▶ Short problem
Reproduce all of the records exactly.

A block of data:
## start

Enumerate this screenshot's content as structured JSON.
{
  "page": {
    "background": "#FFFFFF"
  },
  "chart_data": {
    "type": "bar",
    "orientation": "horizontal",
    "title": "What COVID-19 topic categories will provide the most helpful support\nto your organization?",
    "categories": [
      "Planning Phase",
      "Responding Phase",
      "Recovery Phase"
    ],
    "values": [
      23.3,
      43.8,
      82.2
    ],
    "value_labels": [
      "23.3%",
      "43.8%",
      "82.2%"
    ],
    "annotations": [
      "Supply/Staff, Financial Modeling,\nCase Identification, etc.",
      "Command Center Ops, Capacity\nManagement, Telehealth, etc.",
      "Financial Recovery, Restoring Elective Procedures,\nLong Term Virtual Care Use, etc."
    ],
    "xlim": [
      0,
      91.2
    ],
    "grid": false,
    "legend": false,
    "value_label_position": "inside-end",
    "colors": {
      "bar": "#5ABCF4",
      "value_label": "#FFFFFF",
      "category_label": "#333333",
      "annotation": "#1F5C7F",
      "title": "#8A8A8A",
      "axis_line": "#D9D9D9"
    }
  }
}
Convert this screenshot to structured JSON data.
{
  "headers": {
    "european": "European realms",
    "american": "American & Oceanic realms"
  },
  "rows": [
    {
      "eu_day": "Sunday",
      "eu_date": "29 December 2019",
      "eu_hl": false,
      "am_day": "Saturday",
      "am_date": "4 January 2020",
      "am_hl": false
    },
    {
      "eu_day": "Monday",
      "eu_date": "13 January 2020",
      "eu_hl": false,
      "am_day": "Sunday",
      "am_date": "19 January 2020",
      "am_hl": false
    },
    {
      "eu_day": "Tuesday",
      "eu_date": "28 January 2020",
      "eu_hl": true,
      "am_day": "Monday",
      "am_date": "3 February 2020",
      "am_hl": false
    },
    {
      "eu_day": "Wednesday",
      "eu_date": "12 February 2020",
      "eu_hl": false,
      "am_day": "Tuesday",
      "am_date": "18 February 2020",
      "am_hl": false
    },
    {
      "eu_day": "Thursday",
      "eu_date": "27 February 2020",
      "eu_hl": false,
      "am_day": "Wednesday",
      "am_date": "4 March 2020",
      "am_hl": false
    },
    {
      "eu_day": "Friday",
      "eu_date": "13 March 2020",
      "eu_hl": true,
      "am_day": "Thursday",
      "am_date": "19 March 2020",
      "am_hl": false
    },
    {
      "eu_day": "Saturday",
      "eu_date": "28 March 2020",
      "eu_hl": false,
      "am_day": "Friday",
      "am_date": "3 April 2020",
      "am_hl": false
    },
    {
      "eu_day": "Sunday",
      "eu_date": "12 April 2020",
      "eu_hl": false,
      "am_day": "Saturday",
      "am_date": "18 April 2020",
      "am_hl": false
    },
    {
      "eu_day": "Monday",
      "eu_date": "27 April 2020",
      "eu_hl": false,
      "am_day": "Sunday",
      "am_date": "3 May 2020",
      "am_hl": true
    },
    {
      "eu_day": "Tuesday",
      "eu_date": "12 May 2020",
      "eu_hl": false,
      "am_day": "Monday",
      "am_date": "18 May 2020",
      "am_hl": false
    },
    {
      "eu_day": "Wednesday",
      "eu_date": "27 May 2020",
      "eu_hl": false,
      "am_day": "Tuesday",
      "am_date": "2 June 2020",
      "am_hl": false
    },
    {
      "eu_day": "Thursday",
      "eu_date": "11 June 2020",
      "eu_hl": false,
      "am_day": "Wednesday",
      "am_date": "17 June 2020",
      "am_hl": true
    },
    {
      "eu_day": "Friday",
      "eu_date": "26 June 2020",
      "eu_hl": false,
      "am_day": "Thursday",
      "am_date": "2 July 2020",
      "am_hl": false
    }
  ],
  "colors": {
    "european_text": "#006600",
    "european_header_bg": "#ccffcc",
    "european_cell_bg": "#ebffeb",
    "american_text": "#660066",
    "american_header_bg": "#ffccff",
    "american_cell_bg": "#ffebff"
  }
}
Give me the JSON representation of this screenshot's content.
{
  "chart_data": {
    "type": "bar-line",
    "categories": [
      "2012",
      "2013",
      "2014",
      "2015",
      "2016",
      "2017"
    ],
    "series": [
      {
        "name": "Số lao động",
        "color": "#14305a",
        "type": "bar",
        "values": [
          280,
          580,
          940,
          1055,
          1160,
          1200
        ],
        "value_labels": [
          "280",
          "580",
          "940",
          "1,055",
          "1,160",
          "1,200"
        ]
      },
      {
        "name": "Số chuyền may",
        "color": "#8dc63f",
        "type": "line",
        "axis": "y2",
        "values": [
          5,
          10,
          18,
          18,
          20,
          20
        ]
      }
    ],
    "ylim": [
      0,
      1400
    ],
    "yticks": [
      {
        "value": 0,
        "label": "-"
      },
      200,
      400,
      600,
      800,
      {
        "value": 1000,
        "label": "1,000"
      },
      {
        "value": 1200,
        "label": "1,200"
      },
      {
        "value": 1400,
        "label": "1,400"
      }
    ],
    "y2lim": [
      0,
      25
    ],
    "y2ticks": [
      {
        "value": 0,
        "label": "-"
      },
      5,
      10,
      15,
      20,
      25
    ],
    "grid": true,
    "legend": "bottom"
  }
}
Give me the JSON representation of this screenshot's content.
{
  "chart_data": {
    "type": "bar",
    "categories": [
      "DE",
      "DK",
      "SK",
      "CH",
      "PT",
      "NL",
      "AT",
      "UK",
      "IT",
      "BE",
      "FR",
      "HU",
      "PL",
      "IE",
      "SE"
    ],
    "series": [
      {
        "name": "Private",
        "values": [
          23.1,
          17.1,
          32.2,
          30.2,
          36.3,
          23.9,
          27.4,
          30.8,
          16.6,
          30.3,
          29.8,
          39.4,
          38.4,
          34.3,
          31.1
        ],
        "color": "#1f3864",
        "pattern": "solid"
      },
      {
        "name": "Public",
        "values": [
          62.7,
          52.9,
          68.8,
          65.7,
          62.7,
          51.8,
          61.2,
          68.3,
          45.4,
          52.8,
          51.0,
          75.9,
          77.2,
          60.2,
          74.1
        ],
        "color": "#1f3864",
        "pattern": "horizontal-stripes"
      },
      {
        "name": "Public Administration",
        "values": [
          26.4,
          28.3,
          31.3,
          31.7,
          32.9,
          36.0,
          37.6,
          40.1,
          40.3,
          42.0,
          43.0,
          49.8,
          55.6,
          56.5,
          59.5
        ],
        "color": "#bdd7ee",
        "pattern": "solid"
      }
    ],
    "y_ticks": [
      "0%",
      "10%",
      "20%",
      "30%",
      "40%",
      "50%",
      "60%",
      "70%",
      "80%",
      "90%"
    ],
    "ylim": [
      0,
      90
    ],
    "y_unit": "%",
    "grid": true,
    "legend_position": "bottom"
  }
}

## end

▶ Solved problem
Enumerate this screenshot's content as structured JSON.
{
  "page": {
    "background": "#FFFFFF"
  },
  "chart_data": {
    "type": "bar",
    "orientation": "horizontal",
    "title": "What COVID-19 topic categories will provide the most helpful support\nto your organization?",
    "categories": [
      "Planning Phase",
      "Responding Phase",
      "Recovery Phase"
    ],
    "values": [
      23.3,
      43.8,
      82.2
    ],
    "value_labels": [
      "23.3%",
      "43.8%",
      "82.2%"
    ],
    "annotations": [
      "Supply/Staff, Financial Modeling,\nCase Identification, etc.",
      "Command Center Ops, Capacity\nManagement, Telehealth, etc.",
      "Financial Recovery, Restoring Elective Procedures,\nLong Term Virtual Care Use, etc."
    ],
    "xlim": [
      0,
      91.2
    ],
    "grid": false,
    "legend": false,
    "value_label_position": "inside-end",
    "colors": {
      "bar": "#5ABCF4",
      "value_label": "#FFFFFF",
      "category_label": "#333333",
      "annotation": "#1F5C7F",
      "title": "#8A8A8A",
      "axis_line": "#D9D9D9"
    }
  }
}
Convert this screenshot to structured JSON data.
{
  "headers": {
    "european": "European realms",
    "american": "American & Oceanic realms"
  },
  "rows": [
    {
      "eu_day": "Sunday",
      "eu_date": "29 December 2019",
      "eu_hl": false,
      "am_day": "Saturday",
      "am_date": "4 January 2020",
      "am_hl": false
    },
    {
      "eu_day": "Monday",
      "eu_date": "13 January 2020",
      "eu_hl": false,
      "am_day": "Sunday",
      "am_date": "19 January 2020",
      "am_hl": false
    },
    {
      "eu_day": "Tuesday",
      "eu_date": "28 January 2020",
      "eu_hl": true,
      "am_day": "Monday",
      "am_date": "3 February 2020",
      "am_hl": false
    },
    {
      "eu_day": "Wednesday",
      "eu_date": "12 February 2020",
      "eu_hl": false,
      "am_day": "Tuesday",
      "am_date": "18 February 2020",
      "am_hl": false
    },
    {
      "eu_day": "Thursday",
      "eu_date": "27 February 2020",
      "eu_hl": false,
      "am_day": "Wednesday",
      "am_date": "4 March 2020",
      "am_hl": false
    },
    {
      "eu_day": "Friday",
      "eu_date": "13 March 2020",
      "eu_hl": true,
      "am_day": "Thursday",
      "am_date": "19 March 2020",
      "am_hl": false
    },
    {
      "eu_day": "Saturday",
      "eu_date": "28 March 2020",
      "eu_hl": false,
      "am_day": "Friday",
      "am_date": "3 April 2020",
      "am_hl": false
    },
    {
      "eu_day": "Sunday",
      "eu_date": "12 April 2020",
      "eu_hl": false,
      "am_day": "Saturday",
      "am_date": "18 April 2020",
      "am_hl": false
    },
    {
      "eu_day": "Monday",
      "eu_date": "27 April 2020",
      "eu_hl": false,
      "am_day": "Sunday",
      "am_date": "3 May 2020",
      "am_hl": true
    },
    {
      "eu_day": "Tuesday",
      "eu_date": "12 May 2020",
      "eu_hl": false,
      "am_day": "Monday",
      "am_date": "18 May 2020",
      "am_hl": false
    },
    {
      "eu_day": "Wednesday",
      "eu_date": "27 May 2020",
      "eu_hl": false,
      "am_day": "Tuesday",
      "am_date": "2 June 2020",
      "am_hl": false
    },
    {
      "eu_day": "Thursday",
      "eu_date": "11 June 2020",
      "eu_hl": false,
      "am_day": "Wednesday",
      "am_date": "17 June 2020",
      "am_hl": true
    },
    {
      "eu_day": "Friday",
      "eu_date": "26 June 2020",
      "eu_hl": false,
      "am_day": "Thursday",
      "am_date": "2 July 2020",
      "am_hl": false
    }
  ],
  "colors": {
    "european_text": "#006600",
    "european_header_bg": "#ccffcc",
    "european_cell_bg": "#ebffeb",
    "american_text": "#660066",
    "american_header_bg": "#ffccff",
    "american_cell_bg": "#ffebff"
  }
}
Give me the JSON representation of this screenshot's content.
{
  "chart_data": {
    "type": "bar-line",
    "categories": [
      "2012",
      "2013",
      "2014",
      "2015",
      "2016",
      "2017"
    ],
    "series": [
      {
        "name": "Số lao động",
        "color": "#14305a",
        "type": "bar",
        "values": [
          280,
          580,
          940,
          1055,
          1160,
          1200
        ],
        "value_labels": [
          "280",
          "580",
          "940",
          "1,055",
          "1,160",
          "1,200"
        ]
      },
      {
        "name": "Số chuyền may",
        "color": "#8dc63f",
        "type": "line",
        "axis": "y2",
        "values": [
          5,
          10,
          18,
          18,
          20,
          20
        ]
      }
    ],
    "ylim": [
      0,
      1400
    ],
    "yticks": [
      {
        "value": 0,
        "label": "-"
      },
      200,
      400,
      600,
      800,
      {
        "value": 1000,
        "label": "1,000"
      },
      {
        "value": 1200,
        "label": "1,200"
      },
      {
        "value": 1400,
        "label": "1,400"
      }
    ],
    "y2lim": [
      0,
      25
    ],
    "y2ticks": [
      {
        "value": 0,
        "label": "-"
      },
      5,
      10,
      15,
      20,
      25
    ],
    "grid": true,
    "legend": "bottom"
  }
}
Give me the JSON representation of this screenshot's content.
{
  "chart_data": {
    "type": "bar",
    "categories": [
      "DE",
      "DK",
      "SK",
      "CH",
      "PT",
      "NL",
      "AT",
      "UK",
      "IT",
      "BE",
      "FR",
      "HU",
      "PL",
      "IE",
      "SE"
    ],
    "series": [
      {
        "name": "Private",
        "values": [
          23.1,
          17.1,
          32.2,
          30.2,
          36.3,
          23.9,
          27.4,
          30.8,
          16.6,
          30.3,
          29.8,
          39.4,
          38.4,
          34.3,
          31.1
        ],
        "color": "#1f3864",
        "pattern": "solid"
      },
      {
        "name": "Public",
        "values": [
          62.7,
          52.9,
          68.8,
          65.7,
          62.7,
          51.8,
          61.2,
          68.3,
          45.4,
          52.8,
          51.0,
          75.9,
          77.2,
          60.2,
          74.1
        ],
        "color": "#1f3864",
        "pattern": "horizontal-stripes"
      },
      {
        "name": "Public Administration",
        "values": [
          26.4,
          28.3,
          31.3,
          31.7,
          32.9,
          36.0,
          37.6,
          40.1,
          40.3,
          42.0,
          43.0,
          49.8,
          55.6,
          56.5,
          59.5
        ],
        "color": "#bdd7ee",
        "pattern": "solid"
      }
    ],
    "y_ticks": [
      "0%",
      "10%",
      "20%",
      "30%",
      "40%",
      "50%",
      "60%",
      "70%",
      "80%",
      "90%"
    ],
    "ylim": [
      0,
      90
    ],
    "y_unit": "%",
    "grid": true,
    "legend_position": "bottom"
  }
}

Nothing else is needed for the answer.